(Records from a collection of figures)
Begin
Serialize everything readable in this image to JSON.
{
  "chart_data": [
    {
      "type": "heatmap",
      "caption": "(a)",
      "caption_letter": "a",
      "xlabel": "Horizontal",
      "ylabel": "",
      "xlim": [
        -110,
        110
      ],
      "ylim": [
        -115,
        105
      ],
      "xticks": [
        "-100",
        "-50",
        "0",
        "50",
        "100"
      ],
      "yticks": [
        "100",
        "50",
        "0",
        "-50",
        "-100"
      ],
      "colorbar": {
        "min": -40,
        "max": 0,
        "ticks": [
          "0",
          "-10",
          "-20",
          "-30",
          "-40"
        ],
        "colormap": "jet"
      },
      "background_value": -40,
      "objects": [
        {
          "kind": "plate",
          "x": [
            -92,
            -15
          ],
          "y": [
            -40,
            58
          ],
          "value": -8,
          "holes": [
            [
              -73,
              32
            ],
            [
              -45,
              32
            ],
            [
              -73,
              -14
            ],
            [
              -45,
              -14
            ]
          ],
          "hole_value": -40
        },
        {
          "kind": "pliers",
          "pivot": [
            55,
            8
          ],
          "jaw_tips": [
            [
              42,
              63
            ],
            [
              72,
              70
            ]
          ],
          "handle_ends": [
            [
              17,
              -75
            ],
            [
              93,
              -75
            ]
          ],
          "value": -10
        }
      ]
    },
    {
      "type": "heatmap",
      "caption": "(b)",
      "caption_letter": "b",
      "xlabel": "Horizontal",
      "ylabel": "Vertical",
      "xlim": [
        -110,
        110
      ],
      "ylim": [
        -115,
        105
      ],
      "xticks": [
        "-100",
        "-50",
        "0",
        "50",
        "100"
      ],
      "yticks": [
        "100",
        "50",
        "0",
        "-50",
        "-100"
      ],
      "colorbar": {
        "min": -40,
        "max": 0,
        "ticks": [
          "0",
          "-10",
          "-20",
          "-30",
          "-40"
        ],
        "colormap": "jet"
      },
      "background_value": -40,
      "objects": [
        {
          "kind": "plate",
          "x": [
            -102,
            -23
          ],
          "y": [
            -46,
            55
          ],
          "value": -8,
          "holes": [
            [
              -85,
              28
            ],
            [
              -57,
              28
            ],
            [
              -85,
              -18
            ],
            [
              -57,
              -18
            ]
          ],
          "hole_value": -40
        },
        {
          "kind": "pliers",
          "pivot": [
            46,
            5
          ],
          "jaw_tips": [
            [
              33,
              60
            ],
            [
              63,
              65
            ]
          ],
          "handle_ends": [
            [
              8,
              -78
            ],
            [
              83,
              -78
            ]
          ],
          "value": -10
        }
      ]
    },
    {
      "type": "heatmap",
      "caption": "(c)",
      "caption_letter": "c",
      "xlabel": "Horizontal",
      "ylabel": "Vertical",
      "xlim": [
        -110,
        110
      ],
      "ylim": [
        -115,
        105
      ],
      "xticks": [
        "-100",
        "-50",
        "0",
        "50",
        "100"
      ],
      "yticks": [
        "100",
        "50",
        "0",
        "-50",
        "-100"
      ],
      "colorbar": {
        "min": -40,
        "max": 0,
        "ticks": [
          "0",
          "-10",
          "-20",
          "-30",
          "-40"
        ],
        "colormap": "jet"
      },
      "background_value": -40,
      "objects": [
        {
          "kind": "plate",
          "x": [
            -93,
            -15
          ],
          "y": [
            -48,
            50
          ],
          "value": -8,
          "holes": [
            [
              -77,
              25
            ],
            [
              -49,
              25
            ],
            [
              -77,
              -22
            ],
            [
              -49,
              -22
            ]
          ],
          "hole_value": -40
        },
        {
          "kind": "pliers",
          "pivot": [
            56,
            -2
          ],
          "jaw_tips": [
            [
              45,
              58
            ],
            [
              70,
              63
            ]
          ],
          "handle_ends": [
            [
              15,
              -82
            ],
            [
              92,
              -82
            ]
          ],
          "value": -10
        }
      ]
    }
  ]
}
End
• **REQUIREMENTS**
Extract all lines as given.

• **RESULT FOR THIS EXERCISE**
Serialize everything readable in this image to JSON.
{
  "chart_data": [
    {
      "type": "heatmap",
      "caption": "(a)",
      "caption_letter": "a",
      "xlabel": "Horizontal",
      "ylabel": "",
      "xlim": [
        -110,
        110
      ],
      "ylim": [
        -115,
        105
      ],
      "xticks": [
        "-100",
        "-50",
        "0",
        "50",
        "100"
      ],
      "yticks": [
        "100",
        "50",
        "0",
        "-50",
        "-100"
      ],
      "colorbar": {
        "min": -40,
        "max": 0,
        "ticks": [
          "0",
          "-10",
          "-20",
          "-30",
          "-40"
        ],
        "colormap": "jet"
      },
      "background_value": -40,
      "objects": [
        {
          "kind": "plate",
          "x": [
            -92,
            -15
          ],
          "y": [
            -40,
            58
          ],
          "value": -8,
          "holes": [
            [
              -73,
              32
            ],
            [
              -45,
              32
            ],
            [
              -73,
              -14
            ],
            [
              -45,
              -14
            ]
          ],
          "hole_value": -40
        },
        {
          "kind": "pliers",
          "pivot": [
            55,
            8
          ],
          "jaw_tips": [
            [
              42,
              63
            ],
            [
              72,
              70
            ]
          ],
          "handle_ends": [
            [
              17,
              -75
            ],
            [
              93,
              -75
            ]
          ],
          "value": -10
        }
      ]
    },
    {
      "type": "heatmap",
      "caption": "(b)",
      "caption_letter": "b",
      "xlabel": "Horizontal",
      "ylabel": "Vertical",
      "xlim": [
        -110,
        110
      ],
      "ylim": [
        -115,
        105
      ],
      "xticks": [
        "-100",
        "-50",
        "0",
        "50",
        "100"
      ],
      "yticks": [
        "100",
        "50",
        "0",
        "-50",
        "-100"
      ],
      "colorbar": {
        "min": -40,
        "max": 0,
        "ticks": [
          "0",
          "-10",
          "-20",
          "-30",
          "-40"
        ],
        "colormap": "jet"
      },
      "background_value": -40,
      "objects": [
        {
          "kind": "plate",
          "x": [
            -102,
            -23
          ],
          "y": [
            -46,
            55
          ],
          "value": -8,
          "holes": [
            [
              -85,
              28
            ],
            [
              -57,
              28
            ],
            [
              -85,
              -18
            ],
            [
              -57,
              -18
            ]
          ],
          "hole_value": -40
        },
        {
          "kind": "pliers",
          "pivot": [
            46,
            5
          ],
          "jaw_tips": [
            [
              33,
              60
            ],
            [
              63,
              65
            ]
          ],
          "handle_ends": [
            [
              8,
              -78
            ],
            [
              83,
              -78
            ]
          ],
          "value": -10
        }
      ]
    },
    {
      "type": "heatmap",
      "caption": "(c)",
      "caption_letter": "c",
      "xlabel": "Horizontal",
      "ylabel": "Vertical",
      "xlim": [
        -110,
        110
      ],
      "ylim": [
        -115,
        105
      ],
      "xticks": [
        "-100",
        "-50",
        "0",
        "50",
        "100"
      ],
      "yticks": [
        "100",
        "50",
        "0",
        "-50",
        "-100"
      ],
      "colorbar": {
        "min": -40,
        "max": 0,
        "ticks": [
          "0",
          "-10",
          "-20",
          "-30",
          "-40"
        ],
        "colormap": "jet"
      },
      "background_value": -40,
      "objects": [
        {
          "kind": "plate",
          "x": [
            -93,
            -15
          ],
          "y": [
            -48,
            50
          ],
          "value": -8,
          "holes": [
            [
              -77,
              25
            ],
            [
              -49,
              25
            ],
            [
              -77,
              -22
            ],
            [
              -49,
              -22
            ]
          ],
          "hole_value": -40
        },
        {
          "kind": "pliers",
          "pivot": [
            56,
            -2
          ],
          "jaw_tips": [
            [
              45,
              58
            ],
            [
              70,
              63
            ]
          ],
          "handle_ends": [
            [
              15,
              -82
            ],
            [
              92,
              -82
            ]
          ],
          "value": -10
        }
      ]
    }
  ]
}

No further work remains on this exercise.